_DESCRIPTION OF THE TASK_: Every line of the material that follows must be printed again exactly.

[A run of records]
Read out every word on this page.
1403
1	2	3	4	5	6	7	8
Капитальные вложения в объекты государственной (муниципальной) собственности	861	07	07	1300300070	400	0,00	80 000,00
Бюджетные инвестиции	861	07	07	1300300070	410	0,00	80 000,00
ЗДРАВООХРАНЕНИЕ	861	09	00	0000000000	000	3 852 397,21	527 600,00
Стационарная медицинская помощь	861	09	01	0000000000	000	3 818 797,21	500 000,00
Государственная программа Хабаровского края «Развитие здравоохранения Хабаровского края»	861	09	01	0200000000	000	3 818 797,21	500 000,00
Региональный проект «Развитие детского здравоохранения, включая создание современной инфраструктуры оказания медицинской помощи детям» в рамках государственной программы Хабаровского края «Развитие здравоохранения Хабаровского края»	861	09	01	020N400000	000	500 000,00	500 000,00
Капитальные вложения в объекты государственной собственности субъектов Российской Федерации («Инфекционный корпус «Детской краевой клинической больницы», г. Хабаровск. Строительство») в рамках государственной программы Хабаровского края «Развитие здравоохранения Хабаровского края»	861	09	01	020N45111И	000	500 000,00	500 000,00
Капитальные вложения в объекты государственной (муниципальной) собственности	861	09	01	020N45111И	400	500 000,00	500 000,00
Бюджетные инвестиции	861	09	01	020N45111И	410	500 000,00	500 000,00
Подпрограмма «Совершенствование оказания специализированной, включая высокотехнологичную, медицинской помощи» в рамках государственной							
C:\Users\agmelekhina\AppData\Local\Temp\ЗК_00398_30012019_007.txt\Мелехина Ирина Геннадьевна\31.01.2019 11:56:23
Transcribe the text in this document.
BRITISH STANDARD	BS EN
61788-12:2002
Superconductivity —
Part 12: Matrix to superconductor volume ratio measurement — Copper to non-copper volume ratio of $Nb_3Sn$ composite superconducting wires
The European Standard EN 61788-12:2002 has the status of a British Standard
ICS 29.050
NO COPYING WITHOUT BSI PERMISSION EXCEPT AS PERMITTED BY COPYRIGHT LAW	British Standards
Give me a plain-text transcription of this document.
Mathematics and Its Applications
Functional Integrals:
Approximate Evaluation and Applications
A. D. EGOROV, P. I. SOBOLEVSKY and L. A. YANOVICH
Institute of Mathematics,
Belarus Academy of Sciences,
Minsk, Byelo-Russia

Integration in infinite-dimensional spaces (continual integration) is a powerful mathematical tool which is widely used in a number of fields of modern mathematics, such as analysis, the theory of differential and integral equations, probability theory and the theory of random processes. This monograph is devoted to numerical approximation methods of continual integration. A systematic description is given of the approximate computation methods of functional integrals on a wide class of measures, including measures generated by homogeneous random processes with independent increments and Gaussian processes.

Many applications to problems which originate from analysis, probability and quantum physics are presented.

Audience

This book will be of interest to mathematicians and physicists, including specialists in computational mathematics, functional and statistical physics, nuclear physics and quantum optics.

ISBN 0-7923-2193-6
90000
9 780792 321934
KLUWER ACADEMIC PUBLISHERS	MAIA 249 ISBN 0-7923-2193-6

_SOLUTION FOR THIS PROBLEM_:
Read out every word on this page.
1403
1	2	3	4	5	6	7	8
Капитальные вложения в объекты государственной (муниципальной) собственности	861	07	07	1300300070	400	0,00	80 000,00
Бюджетные инвестиции	861	07	07	1300300070	410	0,00	80 000,00
ЗДРАВООХРАНЕНИЕ	861	09	00	0000000000	000	3 852 397,21	527 600,00
Стационарная медицинская помощь	861	09	01	0000000000	000	3 818 797,21	500 000,00
Государственная программа Хабаровского края «Развитие здравоохранения Хабаровского края»	861	09	01	0200000000	000	3 818 797,21	500 000,00
Региональный проект «Развитие детского здравоохранения, включая создание современной инфраструктуры оказания медицинской помощи детям» в рамках государственной программы Хабаровского края «Развитие здравоохранения Хабаровского края»	861	09	01	020N400000	000	500 000,00	500 000,00
Капитальные вложения в объекты государственной собственности субъектов Российской Федерации («Инфекционный корпус «Детской краевой клинической больницы», г. Хабаровск. Строительство») в рамках государственной программы Хабаровского края «Развитие здравоохранения Хабаровского края»	861	09	01	020N45111И	000	500 000,00	500 000,00
Капитальные вложения в объекты государственной (муниципальной) собственности	861	09	01	020N45111И	400	500 000,00	500 000,00
Бюджетные инвестиции	861	09	01	020N45111И	410	500 000,00	500 000,00
Подпрограмма «Совершенствование оказания специализированной, включая высокотехнологичную, медицинской помощи» в рамках государственной							
C:\Users\agmelekhina\AppData\Local\Temp\ЗК_00398_30012019_007.txt\Мелехина Ирина Геннадьевна\31.01.2019 11:56:23
Transcribe the text in this document.
BRITISH STANDARD	BS EN
61788-12:2002
Superconductivity —
Part 12: Matrix to superconductor volume ratio measurement — Copper to non-copper volume ratio of $Nb_3Sn$ composite superconducting wires
The European Standard EN 61788-12:2002 has the status of a British Standard
ICS 29.050
NO COPYING WITHOUT BSI PERMISSION EXCEPT AS PERMITTED BY COPYRIGHT LAW	British Standards
Give me a plain-text transcription of this document.
Mathematics and Its Applications
Functional Integrals:
Approximate Evaluation and Applications
A. D. EGOROV, P. I. SOBOLEVSKY and L. A. YANOVICH
Institute of Mathematics,
Belarus Academy of Sciences,
Minsk, Byelo-Russia

Integration in infinite-dimensional spaces (continual integration) is a powerful mathematical tool which is widely used in a number of fields of modern mathematics, such as analysis, the theory of differential and integral equations, probability theory and the theory of random processes. This monograph is devoted to numerical approximation methods of continual integration. A systematic description is given of the approximate computation methods of functional integrals on a wide class of measures, including measures generated by homogeneous random processes with independent increments and Gaussian processes.

Many applications to problems which originate from analysis, probability and quantum physics are presented.

Audience

This book will be of interest to mathematicians and physicists, including specialists in computational mathematics, functional and statistical physics, nuclear physics and quantum optics.

ISBN 0-7923-2193-6
90000
9 780792 321934
KLUWER ACADEMIC PUBLISHERS	MAIA 249 ISBN 0-7923-2193-6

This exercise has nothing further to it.